• **TASK OBJECTIVE**: Check each line of the material. Copy those containing "source".

• **RECORDS TO PROCESS**:
========================
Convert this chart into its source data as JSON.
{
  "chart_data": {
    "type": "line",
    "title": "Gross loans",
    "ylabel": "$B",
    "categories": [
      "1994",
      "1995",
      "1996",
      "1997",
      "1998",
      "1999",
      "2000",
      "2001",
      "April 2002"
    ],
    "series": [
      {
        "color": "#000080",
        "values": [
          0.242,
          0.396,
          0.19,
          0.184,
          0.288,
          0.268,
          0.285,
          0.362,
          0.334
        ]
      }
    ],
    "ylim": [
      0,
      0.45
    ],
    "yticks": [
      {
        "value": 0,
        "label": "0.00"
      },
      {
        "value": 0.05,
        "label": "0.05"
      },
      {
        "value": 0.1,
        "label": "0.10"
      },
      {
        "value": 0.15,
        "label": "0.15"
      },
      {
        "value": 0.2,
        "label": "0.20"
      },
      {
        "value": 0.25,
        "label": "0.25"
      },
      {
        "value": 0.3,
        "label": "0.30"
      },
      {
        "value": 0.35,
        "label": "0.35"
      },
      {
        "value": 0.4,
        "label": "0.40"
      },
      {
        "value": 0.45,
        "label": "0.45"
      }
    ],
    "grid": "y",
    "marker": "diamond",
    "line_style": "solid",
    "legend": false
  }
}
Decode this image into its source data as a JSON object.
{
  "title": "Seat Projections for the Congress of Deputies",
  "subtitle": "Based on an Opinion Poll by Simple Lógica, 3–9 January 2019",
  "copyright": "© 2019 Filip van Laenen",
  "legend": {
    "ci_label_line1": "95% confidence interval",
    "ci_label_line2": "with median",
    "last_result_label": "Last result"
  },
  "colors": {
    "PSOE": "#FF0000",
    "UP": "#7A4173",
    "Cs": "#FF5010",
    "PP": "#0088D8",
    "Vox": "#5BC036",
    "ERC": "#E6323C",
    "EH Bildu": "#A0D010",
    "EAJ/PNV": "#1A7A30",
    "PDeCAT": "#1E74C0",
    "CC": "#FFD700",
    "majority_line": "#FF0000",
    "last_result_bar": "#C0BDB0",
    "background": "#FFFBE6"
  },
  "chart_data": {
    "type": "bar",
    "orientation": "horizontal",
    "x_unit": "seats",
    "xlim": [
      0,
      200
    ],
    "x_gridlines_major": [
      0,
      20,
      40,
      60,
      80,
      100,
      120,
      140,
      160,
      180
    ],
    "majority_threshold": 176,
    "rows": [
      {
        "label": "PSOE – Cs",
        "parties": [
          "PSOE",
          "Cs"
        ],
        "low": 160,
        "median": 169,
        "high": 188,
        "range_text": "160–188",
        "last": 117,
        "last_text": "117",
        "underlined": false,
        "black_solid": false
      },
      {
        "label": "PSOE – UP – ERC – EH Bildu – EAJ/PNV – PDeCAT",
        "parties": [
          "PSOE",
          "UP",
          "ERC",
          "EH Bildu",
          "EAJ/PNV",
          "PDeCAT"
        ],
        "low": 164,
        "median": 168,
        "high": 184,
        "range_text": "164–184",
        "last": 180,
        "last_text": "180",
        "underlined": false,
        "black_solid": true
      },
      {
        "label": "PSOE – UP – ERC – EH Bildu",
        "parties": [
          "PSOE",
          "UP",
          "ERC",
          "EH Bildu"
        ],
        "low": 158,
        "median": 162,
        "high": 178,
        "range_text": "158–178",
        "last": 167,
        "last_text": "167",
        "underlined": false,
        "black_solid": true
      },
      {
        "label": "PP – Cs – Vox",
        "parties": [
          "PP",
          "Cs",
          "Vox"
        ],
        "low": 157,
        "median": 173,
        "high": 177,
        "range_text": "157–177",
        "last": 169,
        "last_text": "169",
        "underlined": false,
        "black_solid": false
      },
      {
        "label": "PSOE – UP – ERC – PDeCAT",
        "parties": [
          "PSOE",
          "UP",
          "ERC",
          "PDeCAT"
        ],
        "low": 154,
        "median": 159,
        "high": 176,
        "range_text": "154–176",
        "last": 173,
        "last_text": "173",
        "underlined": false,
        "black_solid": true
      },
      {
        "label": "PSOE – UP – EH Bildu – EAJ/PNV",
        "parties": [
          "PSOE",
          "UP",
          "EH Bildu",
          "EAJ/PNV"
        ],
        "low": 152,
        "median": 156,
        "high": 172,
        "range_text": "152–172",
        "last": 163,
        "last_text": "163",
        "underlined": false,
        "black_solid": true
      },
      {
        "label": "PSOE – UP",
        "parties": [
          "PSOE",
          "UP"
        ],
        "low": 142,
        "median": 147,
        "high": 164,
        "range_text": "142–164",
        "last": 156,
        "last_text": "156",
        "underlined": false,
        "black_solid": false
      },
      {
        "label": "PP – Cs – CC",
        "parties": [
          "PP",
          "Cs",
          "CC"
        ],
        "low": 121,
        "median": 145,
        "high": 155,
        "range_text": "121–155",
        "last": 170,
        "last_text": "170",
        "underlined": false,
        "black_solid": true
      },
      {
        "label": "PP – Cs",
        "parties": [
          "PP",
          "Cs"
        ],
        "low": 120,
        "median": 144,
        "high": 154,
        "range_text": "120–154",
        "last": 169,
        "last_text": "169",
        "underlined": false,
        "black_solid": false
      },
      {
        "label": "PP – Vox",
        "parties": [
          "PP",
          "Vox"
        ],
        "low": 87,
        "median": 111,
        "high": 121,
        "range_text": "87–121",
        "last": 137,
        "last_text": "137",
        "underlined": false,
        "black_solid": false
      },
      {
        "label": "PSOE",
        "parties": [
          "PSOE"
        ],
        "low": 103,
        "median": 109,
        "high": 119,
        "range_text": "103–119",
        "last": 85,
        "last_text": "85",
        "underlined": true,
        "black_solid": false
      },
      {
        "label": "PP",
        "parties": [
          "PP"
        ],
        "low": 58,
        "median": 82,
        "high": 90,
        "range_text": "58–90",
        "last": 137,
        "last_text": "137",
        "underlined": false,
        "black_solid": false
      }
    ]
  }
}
========================
• **TASK SOLUTION**:
Convert this chart into its source data as JSON.
Decode this image into its source data as a JSON object.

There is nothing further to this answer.